* **Problem requirements**:
Search the listing below for the word "Ideas" and copy each line that holds it.

* **Supplied data**:
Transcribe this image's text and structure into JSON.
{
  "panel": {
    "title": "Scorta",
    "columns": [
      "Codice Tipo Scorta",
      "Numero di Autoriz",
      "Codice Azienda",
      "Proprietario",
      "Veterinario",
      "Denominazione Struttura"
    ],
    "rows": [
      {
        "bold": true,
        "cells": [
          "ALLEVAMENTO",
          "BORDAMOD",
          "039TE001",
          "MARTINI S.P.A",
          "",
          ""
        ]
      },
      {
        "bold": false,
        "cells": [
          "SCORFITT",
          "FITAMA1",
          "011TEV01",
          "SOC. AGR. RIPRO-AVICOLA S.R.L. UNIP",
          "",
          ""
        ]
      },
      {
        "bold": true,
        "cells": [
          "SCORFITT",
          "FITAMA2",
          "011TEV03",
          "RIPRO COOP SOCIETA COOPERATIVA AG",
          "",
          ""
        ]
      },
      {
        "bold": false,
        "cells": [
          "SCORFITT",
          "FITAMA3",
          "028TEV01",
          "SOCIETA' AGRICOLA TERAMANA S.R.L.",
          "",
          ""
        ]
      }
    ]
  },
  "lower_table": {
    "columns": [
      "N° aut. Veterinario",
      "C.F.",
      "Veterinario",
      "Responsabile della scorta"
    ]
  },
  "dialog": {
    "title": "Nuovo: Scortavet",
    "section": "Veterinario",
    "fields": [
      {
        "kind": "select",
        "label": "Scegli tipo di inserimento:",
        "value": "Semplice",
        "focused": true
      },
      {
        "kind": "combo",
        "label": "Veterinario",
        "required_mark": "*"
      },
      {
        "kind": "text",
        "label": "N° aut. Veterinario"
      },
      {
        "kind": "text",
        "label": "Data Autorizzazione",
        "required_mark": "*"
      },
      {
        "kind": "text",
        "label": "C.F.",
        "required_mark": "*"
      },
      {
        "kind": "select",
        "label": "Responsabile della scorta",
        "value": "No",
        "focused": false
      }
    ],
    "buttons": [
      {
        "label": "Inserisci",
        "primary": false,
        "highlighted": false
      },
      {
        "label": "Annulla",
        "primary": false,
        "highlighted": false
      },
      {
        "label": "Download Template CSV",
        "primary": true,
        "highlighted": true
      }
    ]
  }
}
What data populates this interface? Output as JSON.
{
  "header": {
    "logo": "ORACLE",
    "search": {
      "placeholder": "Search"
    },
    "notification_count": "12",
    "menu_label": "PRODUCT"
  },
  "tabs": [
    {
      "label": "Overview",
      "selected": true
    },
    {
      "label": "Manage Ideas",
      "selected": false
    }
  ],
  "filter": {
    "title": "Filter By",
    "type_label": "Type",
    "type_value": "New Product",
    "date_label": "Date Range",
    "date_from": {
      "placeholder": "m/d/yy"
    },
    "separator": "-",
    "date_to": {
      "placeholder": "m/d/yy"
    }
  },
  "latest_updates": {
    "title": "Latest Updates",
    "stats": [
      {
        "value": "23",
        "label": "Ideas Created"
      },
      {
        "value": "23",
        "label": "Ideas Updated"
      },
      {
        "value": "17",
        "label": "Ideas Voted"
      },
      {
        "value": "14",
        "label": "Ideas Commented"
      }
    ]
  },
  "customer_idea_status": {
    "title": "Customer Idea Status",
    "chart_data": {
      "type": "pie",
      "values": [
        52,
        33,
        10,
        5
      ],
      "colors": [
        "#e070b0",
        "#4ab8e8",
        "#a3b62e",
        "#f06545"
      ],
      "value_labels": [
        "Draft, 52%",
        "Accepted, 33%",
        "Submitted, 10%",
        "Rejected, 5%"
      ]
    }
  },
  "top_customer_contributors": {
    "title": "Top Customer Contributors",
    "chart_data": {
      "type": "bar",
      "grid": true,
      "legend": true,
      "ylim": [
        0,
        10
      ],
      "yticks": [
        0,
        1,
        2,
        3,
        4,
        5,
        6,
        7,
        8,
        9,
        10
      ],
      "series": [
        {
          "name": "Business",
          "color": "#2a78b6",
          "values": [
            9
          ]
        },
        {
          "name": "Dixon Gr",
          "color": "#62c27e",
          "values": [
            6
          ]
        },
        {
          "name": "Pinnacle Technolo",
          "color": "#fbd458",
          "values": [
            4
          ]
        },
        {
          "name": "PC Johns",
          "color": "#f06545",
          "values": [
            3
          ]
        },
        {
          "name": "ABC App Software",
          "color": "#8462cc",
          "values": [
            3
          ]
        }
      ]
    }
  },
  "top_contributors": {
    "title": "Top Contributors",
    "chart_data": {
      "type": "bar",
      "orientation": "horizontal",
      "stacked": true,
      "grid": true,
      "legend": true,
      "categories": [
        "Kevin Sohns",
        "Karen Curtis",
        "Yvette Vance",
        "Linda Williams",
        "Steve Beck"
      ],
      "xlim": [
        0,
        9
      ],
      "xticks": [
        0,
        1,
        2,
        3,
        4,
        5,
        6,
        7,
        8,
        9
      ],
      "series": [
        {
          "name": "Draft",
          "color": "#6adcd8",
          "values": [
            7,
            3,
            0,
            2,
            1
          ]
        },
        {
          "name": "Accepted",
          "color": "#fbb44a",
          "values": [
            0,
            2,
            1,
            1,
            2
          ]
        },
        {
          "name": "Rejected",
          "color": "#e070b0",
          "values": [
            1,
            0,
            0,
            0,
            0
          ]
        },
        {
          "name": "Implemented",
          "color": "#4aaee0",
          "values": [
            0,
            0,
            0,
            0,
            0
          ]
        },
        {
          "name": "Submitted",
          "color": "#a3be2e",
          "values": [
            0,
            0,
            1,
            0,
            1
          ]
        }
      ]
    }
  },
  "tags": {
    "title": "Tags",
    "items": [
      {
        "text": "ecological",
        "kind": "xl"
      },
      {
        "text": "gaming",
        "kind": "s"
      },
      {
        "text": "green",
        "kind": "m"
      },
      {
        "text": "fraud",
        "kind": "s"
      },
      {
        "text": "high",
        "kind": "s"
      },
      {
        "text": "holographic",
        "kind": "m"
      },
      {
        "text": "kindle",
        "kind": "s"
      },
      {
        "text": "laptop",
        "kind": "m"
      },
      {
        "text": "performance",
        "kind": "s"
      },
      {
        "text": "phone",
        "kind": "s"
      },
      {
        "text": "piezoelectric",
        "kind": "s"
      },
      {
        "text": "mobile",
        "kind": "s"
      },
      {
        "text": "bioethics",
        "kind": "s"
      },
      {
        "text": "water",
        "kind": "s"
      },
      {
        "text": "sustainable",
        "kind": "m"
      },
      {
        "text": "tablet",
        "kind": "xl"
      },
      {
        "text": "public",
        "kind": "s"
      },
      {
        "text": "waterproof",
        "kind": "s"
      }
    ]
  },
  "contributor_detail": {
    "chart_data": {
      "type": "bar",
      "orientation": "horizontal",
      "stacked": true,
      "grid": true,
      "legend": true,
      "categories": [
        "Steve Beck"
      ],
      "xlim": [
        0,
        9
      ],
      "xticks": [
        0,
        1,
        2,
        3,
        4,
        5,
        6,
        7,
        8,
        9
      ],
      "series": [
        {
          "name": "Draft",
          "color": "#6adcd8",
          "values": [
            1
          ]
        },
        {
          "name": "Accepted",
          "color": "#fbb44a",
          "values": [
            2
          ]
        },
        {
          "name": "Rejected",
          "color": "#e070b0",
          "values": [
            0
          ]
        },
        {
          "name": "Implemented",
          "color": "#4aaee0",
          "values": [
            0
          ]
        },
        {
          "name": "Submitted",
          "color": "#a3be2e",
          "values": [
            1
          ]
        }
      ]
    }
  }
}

* **Completed task**:
      "label": "Manage Ideas",
        "label": "Ideas Created"
        "label": "Ideas Updated"
        "label": "Ideas Voted"
        "label": "Ideas Commented"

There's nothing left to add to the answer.